» **WHAT YOU NEED TO DO**
Return every record exactly as it appears. Leave nothing out.

(Excerpts from a figure dataset)

━━━━

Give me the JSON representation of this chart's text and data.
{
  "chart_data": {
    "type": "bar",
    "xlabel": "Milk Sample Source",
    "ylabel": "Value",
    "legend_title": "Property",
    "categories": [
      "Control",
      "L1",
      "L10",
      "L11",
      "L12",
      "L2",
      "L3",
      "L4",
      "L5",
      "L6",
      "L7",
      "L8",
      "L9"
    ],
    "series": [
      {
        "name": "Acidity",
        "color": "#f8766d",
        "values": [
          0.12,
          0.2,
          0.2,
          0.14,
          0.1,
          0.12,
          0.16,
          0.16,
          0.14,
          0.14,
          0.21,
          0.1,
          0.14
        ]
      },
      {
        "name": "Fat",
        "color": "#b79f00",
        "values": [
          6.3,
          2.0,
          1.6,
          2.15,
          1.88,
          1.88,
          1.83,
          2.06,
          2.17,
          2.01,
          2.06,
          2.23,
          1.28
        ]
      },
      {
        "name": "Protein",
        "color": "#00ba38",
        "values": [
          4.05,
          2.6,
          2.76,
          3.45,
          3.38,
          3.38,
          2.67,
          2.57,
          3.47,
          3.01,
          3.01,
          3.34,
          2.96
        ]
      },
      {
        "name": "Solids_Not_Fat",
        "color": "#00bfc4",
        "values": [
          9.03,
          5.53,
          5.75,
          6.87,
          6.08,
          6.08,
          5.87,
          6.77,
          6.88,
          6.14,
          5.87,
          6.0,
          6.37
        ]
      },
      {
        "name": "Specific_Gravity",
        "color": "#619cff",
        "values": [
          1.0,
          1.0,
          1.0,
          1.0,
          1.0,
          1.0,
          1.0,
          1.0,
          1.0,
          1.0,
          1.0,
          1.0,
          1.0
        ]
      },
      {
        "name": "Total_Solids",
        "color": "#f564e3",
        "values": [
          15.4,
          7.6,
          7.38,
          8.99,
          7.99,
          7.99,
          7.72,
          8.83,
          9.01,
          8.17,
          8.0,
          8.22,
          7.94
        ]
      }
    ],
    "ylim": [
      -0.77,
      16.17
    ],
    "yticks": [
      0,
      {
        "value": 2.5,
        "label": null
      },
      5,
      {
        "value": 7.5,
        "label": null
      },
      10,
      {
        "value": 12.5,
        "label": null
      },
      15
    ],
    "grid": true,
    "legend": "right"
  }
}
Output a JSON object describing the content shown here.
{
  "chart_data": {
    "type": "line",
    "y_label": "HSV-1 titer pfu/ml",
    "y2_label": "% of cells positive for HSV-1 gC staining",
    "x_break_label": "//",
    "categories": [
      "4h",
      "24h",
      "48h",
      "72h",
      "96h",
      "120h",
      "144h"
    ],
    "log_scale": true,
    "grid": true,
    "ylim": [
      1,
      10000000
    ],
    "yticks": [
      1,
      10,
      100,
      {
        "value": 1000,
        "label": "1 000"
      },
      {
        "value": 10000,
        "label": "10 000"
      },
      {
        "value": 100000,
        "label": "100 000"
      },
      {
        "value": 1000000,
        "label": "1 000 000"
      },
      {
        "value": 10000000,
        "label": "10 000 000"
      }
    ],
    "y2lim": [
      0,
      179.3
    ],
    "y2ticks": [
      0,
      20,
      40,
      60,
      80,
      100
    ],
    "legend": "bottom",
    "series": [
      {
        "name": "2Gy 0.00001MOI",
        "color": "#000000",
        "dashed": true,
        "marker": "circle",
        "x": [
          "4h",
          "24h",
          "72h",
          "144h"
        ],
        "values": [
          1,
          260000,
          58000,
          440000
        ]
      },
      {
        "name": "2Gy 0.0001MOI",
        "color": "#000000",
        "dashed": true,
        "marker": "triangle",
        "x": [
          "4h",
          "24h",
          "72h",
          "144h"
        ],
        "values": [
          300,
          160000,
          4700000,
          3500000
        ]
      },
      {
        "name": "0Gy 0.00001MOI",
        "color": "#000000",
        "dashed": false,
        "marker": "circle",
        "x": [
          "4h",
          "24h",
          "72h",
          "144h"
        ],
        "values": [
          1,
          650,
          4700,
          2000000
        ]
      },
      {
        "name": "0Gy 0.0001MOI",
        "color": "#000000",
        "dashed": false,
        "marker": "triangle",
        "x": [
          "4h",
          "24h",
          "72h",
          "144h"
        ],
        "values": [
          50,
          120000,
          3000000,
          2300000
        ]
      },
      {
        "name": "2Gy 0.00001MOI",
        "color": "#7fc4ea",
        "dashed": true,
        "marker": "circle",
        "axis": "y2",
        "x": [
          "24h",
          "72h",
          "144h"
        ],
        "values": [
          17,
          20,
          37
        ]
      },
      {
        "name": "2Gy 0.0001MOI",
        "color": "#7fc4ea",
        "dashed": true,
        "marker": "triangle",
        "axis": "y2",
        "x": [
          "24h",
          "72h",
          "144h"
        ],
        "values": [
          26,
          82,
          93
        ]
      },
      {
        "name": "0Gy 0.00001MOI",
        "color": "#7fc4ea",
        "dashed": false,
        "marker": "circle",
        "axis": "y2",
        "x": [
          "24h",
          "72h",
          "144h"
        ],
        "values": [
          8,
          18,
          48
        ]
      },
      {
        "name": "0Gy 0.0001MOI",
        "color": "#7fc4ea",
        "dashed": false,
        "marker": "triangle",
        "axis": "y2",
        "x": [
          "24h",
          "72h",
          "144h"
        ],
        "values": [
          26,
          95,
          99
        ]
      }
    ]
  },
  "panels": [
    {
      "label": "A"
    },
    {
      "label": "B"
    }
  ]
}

━━━━

» **OUTPUT BELOW**
Give me the JSON representation of this chart's text and data.
{
  "chart_data": {
    "type": "bar",
    "xlabel": "Milk Sample Source",
    "ylabel": "Value",
    "legend_title": "Property",
    "categories": [
      "Control",
      "L1",
      "L10",
      "L11",
      "L12",
      "L2",
      "L3",
      "L4",
      "L5",
      "L6",
      "L7",
      "L8",
      "L9"
    ],
    "series": [
      {
        "name": "Acidity",
        "color": "#f8766d",
        "values": [
          0.12,
          0.2,
          0.2,
          0.14,
          0.1,
          0.12,
          0.16,
          0.16,
          0.14,
          0.14,
          0.21,
          0.1,
          0.14
        ]
      },
      {
        "name": "Fat",
        "color": "#b79f00",
        "values": [
          6.3,
          2.0,
          1.6,
          2.15,
          1.88,
          1.88,
          1.83,
          2.06,
          2.17,
          2.01,
          2.06,
          2.23,
          1.28
        ]
      },
      {
        "name": "Protein",
        "color": "#00ba38",
        "values": [
          4.05,
          2.6,
          2.76,
          3.45,
          3.38,
          3.38,
          2.67,
          2.57,
          3.47,
          3.01,
          3.01,
          3.34,
          2.96
        ]
      },
      {
        "name": "Solids_Not_Fat",
        "color": "#00bfc4",
        "values": [
          9.03,
          5.53,
          5.75,
          6.87,
          6.08,
          6.08,
          5.87,
          6.77,
          6.88,
          6.14,
          5.87,
          6.0,
          6.37
        ]
      },
      {
        "name": "Specific_Gravity",
        "color": "#619cff",
        "values": [
          1.0,
          1.0,
          1.0,
          1.0,
          1.0,
          1.0,
          1.0,
          1.0,
          1.0,
          1.0,
          1.0,
          1.0,
          1.0
        ]
      },
      {
        "name": "Total_Solids",
        "color": "#f564e3",
        "values": [
          15.4,
          7.6,
          7.38,
          8.99,
          7.99,
          7.99,
          7.72,
          8.83,
          9.01,
          8.17,
          8.0,
          8.22,
          7.94
        ]
      }
    ],
    "ylim": [
      -0.77,
      16.17
    ],
    "yticks": [
      0,
      {
        "value": 2.5,
        "label": null
      },
      5,
      {
        "value": 7.5,
        "label": null
      },
      10,
      {
        "value": 12.5,
        "label": null
      },
      15
    ],
    "grid": true,
    "legend": "right"
  }
}
Output a JSON object describing the content shown here.
{
  "chart_data": {
    "type": "line",
    "y_label": "HSV-1 titer pfu/ml",
    "y2_label": "% of cells positive for HSV-1 gC staining",
    "x_break_label": "//",
    "categories": [
      "4h",
      "24h",
      "48h",
      "72h",
      "96h",
      "120h",
      "144h"
    ],
    "log_scale": true,
    "grid": true,
    "ylim": [
      1,
      10000000
    ],
    "yticks": [
      1,
      10,
      100,
      {
        "value": 1000,
        "label": "1 000"
      },
      {
        "value": 10000,
        "label": "10 000"
      },
      {
        "value": 100000,
        "label": "100 000"
      },
      {
        "value": 1000000,
        "label": "1 000 000"
      },
      {
        "value": 10000000,
        "label": "10 000 000"
      }
    ],
    "y2lim": [
      0,
      179.3
    ],
    "y2ticks": [
      0,
      20,
      40,
      60,
      80,
      100
    ],
    "legend": "bottom",
    "series": [
      {
        "name": "2Gy 0.00001MOI",
        "color": "#000000",
        "dashed": true,
        "marker": "circle",
        "x": [
          "4h",
          "24h",
          "72h",
          "144h"
        ],
        "values": [
          1,
          260000,
          58000,
          440000
        ]
      },
      {
        "name": "2Gy 0.0001MOI",
        "color": "#000000",
        "dashed": true,
        "marker": "triangle",
        "x": [
          "4h",
          "24h",
          "72h",
          "144h"
        ],
        "values": [
          300,
          160000,
          4700000,
          3500000
        ]
      },
      {
        "name": "0Gy 0.00001MOI",
        "color": "#000000",
        "dashed": false,
        "marker": "circle",
        "x": [
          "4h",
          "24h",
          "72h",
          "144h"
        ],
        "values": [
          1,
          650,
          4700,
          2000000
        ]
      },
      {
        "name": "0Gy 0.0001MOI",
        "color": "#000000",
        "dashed": false,
        "marker": "triangle",
        "x": [
          "4h",
          "24h",
          "72h",
          "144h"
        ],
        "values": [
          50,
          120000,
          3000000,
          2300000
        ]
      },
      {
        "name": "2Gy 0.00001MOI",
        "color": "#7fc4ea",
        "dashed": true,
        "marker": "circle",
        "axis": "y2",
        "x": [
          "24h",
          "72h",
          "144h"
        ],
        "values": [
          17,
          20,
          37
        ]
      },
      {
        "name": "2Gy 0.0001MOI",
        "color": "#7fc4ea",
        "dashed": true,
        "marker": "triangle",
        "axis": "y2",
        "x": [
          "24h",
          "72h",
          "144h"
        ],
        "values": [
          26,
          82,
          93
        ]
      },
      {
        "name": "0Gy 0.00001MOI",
        "color": "#7fc4ea",
        "dashed": false,
        "marker": "circle",
        "axis": "y2",
        "x": [
          "24h",
          "72h",
          "144h"
        ],
        "values": [
          8,
          18,
          48
        ]
      },
      {
        "name": "0Gy 0.0001MOI",
        "color": "#7fc4ea",
        "dashed": false,
        "marker": "triangle",
        "axis": "y2",
        "x": [
          "24h",
          "72h",
          "144h"
        ],
        "values": [
          26,
          95,
          99
        ]
      }
    ]
  },
  "panels": [
    {
      "label": "A"
    },
    {
      "label": "B"
    }
  ]
}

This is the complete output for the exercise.